Extract from the listing each line in which the word "Accounts" appears.

→ Supplied data:

········

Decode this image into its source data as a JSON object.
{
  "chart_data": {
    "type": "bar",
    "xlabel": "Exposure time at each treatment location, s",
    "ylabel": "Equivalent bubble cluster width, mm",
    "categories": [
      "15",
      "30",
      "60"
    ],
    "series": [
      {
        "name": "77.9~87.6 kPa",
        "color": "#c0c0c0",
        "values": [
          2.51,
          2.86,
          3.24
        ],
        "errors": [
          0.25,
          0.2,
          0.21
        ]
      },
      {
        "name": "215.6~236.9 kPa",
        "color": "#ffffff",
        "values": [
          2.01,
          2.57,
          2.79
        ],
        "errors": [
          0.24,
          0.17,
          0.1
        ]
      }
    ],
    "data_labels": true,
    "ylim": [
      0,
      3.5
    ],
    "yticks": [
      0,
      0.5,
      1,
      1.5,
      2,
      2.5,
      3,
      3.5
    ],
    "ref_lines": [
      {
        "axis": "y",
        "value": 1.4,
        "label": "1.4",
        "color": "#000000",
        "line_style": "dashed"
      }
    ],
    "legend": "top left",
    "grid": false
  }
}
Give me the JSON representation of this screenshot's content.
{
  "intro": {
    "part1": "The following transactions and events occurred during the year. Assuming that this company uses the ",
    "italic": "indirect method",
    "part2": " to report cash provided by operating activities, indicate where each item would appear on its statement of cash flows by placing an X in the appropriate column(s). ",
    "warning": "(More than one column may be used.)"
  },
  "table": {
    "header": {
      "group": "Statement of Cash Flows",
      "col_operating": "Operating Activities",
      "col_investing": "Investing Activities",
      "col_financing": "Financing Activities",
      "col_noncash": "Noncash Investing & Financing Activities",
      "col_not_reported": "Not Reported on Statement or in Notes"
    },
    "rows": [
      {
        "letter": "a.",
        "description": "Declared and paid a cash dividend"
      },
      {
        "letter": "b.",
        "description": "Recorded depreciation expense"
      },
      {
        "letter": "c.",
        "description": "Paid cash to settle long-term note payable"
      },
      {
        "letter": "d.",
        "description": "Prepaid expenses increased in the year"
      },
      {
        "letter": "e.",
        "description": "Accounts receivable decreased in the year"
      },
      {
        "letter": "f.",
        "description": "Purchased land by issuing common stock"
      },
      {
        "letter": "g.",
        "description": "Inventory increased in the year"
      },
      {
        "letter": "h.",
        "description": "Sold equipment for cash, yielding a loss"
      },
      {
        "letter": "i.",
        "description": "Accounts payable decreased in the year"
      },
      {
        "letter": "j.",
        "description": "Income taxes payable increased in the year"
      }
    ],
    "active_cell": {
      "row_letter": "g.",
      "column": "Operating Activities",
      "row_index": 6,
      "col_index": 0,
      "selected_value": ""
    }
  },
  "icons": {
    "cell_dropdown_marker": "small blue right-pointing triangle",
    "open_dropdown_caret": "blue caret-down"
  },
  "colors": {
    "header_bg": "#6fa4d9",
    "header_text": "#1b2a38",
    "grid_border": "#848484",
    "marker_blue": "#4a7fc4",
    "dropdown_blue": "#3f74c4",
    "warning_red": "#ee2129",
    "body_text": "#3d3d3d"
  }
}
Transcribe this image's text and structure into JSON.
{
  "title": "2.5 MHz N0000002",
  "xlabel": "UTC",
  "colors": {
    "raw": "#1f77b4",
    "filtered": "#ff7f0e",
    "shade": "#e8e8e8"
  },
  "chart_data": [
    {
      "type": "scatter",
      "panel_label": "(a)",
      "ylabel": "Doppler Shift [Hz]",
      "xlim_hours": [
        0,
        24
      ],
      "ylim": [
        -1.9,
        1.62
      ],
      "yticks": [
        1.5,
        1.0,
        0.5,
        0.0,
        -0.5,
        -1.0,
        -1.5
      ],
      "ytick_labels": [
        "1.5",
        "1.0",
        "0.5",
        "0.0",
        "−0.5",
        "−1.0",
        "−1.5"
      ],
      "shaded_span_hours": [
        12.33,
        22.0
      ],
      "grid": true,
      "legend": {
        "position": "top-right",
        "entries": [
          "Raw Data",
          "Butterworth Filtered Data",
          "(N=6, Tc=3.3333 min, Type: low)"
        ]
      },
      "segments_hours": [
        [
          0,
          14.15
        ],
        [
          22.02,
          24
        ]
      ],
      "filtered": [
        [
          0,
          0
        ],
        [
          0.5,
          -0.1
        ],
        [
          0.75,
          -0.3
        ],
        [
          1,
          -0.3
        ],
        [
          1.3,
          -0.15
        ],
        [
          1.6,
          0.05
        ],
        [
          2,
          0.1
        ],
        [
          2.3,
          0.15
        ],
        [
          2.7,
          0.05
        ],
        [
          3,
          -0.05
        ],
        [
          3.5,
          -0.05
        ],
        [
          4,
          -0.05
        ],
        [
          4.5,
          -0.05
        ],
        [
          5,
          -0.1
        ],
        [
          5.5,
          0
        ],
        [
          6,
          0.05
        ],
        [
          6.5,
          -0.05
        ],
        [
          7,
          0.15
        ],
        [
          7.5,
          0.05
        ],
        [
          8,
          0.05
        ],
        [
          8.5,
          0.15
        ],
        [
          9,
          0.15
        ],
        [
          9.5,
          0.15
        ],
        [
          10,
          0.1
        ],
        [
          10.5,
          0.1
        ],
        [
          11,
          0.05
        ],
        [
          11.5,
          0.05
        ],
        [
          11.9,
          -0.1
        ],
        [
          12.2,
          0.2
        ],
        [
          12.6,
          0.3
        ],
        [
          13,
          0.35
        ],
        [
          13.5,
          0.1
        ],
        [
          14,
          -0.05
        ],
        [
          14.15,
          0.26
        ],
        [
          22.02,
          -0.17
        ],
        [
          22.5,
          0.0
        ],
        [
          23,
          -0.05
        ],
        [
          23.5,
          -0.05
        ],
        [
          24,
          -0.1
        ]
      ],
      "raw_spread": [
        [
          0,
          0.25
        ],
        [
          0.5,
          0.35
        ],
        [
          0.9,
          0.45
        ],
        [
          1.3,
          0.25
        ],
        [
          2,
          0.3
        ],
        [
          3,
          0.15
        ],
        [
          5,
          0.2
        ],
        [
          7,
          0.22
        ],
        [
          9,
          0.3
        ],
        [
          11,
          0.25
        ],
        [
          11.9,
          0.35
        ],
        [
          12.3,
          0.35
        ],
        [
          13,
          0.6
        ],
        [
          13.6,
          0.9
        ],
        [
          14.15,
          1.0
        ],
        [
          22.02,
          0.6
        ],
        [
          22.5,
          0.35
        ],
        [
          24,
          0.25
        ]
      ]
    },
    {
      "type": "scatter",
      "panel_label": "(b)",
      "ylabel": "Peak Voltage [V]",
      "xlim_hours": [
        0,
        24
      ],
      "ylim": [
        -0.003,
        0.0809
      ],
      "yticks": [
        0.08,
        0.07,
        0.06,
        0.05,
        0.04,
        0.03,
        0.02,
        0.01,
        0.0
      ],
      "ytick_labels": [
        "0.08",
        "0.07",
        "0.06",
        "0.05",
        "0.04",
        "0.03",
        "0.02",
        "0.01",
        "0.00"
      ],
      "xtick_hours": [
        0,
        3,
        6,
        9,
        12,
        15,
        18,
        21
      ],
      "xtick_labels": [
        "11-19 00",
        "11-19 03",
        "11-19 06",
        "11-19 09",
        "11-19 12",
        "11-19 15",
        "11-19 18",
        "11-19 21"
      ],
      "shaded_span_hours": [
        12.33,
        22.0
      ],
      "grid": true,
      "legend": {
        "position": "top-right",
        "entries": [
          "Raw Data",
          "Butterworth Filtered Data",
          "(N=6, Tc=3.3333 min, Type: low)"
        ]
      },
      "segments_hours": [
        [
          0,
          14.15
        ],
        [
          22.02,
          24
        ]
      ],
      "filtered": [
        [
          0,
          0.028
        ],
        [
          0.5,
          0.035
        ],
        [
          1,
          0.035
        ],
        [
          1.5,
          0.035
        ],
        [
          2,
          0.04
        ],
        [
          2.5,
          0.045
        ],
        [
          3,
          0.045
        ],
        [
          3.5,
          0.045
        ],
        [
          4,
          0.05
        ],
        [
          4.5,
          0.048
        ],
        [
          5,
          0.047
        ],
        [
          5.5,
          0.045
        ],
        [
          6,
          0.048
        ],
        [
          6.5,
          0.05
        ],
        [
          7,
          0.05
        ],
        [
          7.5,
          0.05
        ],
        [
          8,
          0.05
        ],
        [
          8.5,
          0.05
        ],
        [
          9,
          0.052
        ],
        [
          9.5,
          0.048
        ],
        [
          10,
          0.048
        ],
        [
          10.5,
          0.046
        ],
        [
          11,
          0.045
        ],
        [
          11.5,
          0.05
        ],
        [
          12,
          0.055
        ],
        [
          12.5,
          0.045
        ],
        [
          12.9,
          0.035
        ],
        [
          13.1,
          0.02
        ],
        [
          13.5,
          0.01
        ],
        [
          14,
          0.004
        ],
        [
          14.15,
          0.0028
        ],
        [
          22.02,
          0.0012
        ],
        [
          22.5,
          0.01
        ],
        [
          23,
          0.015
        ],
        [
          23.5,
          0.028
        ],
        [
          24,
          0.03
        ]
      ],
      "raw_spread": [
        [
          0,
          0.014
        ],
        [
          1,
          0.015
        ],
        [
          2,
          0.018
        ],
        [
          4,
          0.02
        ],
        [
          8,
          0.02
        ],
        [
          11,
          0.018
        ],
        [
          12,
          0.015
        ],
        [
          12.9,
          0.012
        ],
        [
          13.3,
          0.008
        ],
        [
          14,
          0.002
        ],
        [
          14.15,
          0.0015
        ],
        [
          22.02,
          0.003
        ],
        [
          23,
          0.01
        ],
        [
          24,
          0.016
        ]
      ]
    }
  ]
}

········

→ In response:
        "description": "Accounts receivable decreased in the year"
        "description": "Accounts payable decreased in the year"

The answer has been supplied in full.